Your instructions:
Extract every line of the rows below word for word, leaving out the pictures.

Stored data:
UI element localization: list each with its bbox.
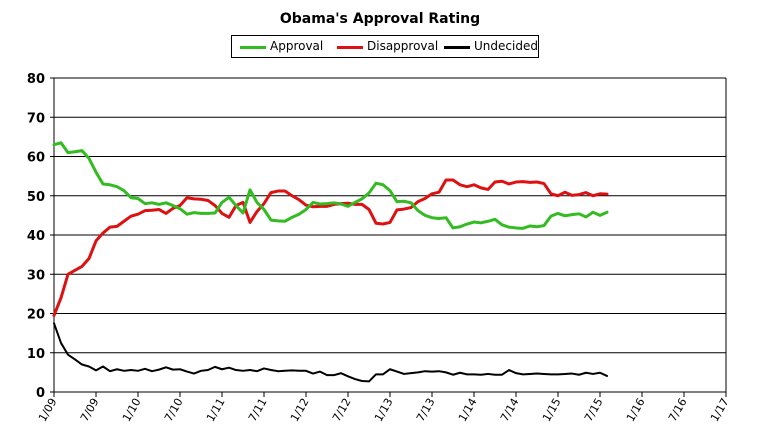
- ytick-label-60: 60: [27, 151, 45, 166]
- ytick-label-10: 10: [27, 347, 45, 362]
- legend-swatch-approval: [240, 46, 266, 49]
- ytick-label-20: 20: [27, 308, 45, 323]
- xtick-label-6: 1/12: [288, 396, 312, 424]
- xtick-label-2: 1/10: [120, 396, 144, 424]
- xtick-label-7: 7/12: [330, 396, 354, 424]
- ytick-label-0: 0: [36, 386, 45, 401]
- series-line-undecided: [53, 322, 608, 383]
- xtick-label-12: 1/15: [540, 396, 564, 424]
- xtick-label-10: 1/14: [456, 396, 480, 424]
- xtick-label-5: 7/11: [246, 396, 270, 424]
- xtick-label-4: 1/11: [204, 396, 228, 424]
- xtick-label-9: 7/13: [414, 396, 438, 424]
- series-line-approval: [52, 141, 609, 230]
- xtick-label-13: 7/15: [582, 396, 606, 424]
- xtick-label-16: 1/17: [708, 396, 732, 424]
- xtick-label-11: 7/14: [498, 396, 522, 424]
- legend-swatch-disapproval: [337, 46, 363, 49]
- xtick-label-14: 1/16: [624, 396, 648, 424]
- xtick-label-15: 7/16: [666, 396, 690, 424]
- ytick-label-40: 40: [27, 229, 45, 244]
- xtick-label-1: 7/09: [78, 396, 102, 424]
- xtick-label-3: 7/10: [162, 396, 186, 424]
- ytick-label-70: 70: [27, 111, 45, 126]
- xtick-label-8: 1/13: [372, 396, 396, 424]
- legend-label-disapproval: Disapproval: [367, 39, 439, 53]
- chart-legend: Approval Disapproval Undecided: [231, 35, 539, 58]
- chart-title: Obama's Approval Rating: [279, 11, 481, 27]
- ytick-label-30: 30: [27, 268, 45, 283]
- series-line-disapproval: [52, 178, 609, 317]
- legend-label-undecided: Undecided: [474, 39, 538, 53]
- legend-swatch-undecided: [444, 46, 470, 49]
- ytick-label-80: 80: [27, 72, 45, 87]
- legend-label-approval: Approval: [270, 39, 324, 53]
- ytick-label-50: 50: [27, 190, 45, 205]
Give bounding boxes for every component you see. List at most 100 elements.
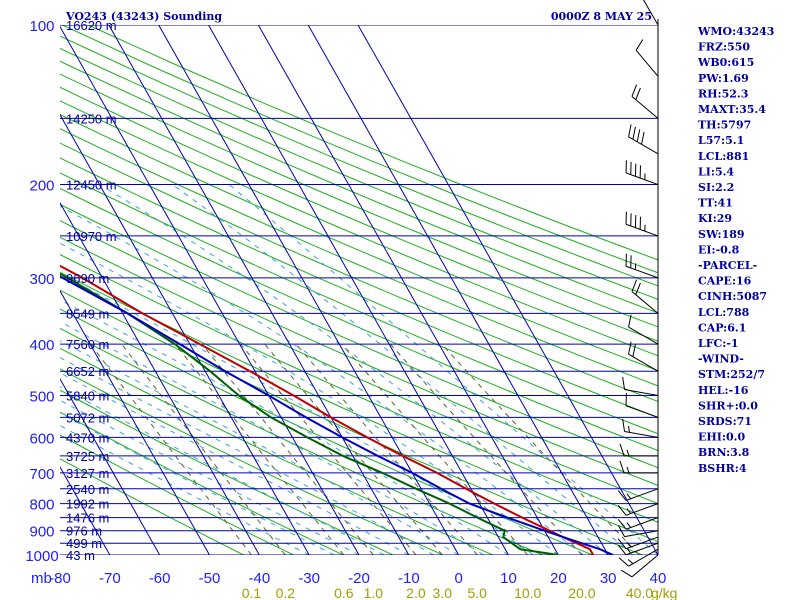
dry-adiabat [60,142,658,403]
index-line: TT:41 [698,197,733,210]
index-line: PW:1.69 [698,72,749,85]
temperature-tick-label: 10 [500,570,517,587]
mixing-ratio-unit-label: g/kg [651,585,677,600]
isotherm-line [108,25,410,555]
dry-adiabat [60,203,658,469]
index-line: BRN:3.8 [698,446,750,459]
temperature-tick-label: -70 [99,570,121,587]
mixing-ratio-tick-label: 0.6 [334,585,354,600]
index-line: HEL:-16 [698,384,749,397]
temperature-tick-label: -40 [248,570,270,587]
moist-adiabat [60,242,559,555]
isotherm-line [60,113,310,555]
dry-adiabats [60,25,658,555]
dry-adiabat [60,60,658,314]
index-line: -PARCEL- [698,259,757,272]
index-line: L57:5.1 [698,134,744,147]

Final answer:
UI element localization: list each with its bbox.
- ytick-label-60: 60: [27, 151, 45, 166]
- ytick-label-10: 10: [27, 347, 45, 362]
- legend-swatch-approval: [240, 46, 266, 49]
- ytick-label-20: 20: [27, 308, 45, 323]
- xtick-label-6: 1/12: [288, 396, 312, 424]
- xtick-label-2: 1/10: [120, 396, 144, 424]
- xtick-label-7: 7/12: [330, 396, 354, 424]
- ytick-label-0: 0: [36, 386, 45, 401]
- series-line-undecided: [53, 322, 608, 383]
- xtick-label-12: 1/15: [540, 396, 564, 424]
- xtick-label-10: 1/14: [456, 396, 480, 424]
- xtick-label-5: 7/11: [246, 396, 270, 424]
- xtick-label-4: 1/11: [204, 396, 228, 424]
- xtick-label-9: 7/13: [414, 396, 438, 424]
- series-line-approval: [52, 141, 609, 230]
- xtick-label-13: 7/15: [582, 396, 606, 424]
- xtick-label-16: 1/17: [708, 396, 732, 424]
- xtick-label-11: 7/14: [498, 396, 522, 424]
- legend-swatch-disapproval: [337, 46, 363, 49]
- xtick-label-14: 1/16: [624, 396, 648, 424]
- xtick-label-15: 7/16: [666, 396, 690, 424]
- ytick-label-40: 40: [27, 229, 45, 244]
- xtick-label-1: 7/09: [78, 396, 102, 424]
- xtick-label-3: 7/10: [162, 396, 186, 424]
- ytick-label-70: 70: [27, 111, 45, 126]
- xtick-label-8: 1/13: [372, 396, 396, 424]
- legend-label-disapproval: Disapproval: [367, 39, 439, 53]
- chart-legend: Approval Disapproval Undecided: [231, 35, 539, 58]
- chart-title: Obama's Approval Rating: [279, 11, 481, 27]
- ytick-label-30: 30: [27, 268, 45, 283]
- series-line-disapproval: [52, 178, 609, 317]
- legend-label-undecided: Undecided: [474, 39, 538, 53]
- legend-swatch-undecided: [444, 46, 470, 49]
- ytick-label-80: 80: [27, 72, 45, 87]
- legend-label-approval: Approval: [270, 39, 324, 53]
- ytick-label-50: 50: [27, 190, 45, 205]
Give bounding boxes for every component you see. List at most 100 elements.
dry-adiabat [60,142,658,403]
index-line: TT:41 [698,197,733,210]
index-line: PW:1.69 [698,72,749,85]
temperature-tick-label: 10 [500,570,517,587]
mixing-ratio-unit-label: g/kg [651,585,677,600]
isotherm-line [108,25,410,555]
dry-adiabat [60,203,658,469]
index-line: BRN:3.8 [698,446,750,459]
temperature-tick-label: -70 [99,570,121,587]
mixing-ratio-tick-label: 0.6 [334,585,354,600]
index-line: HEL:-16 [698,384,749,397]
temperature-tick-label: -40 [248,570,270,587]
moist-adiabat [60,242,559,555]
isotherm-line [60,113,310,555]
dry-adiabats [60,25,658,555]
dry-adiabat [60,60,658,314]
index-line: -PARCEL- [698,259,757,272]
index-line: L57:5.1 [698,134,744,147]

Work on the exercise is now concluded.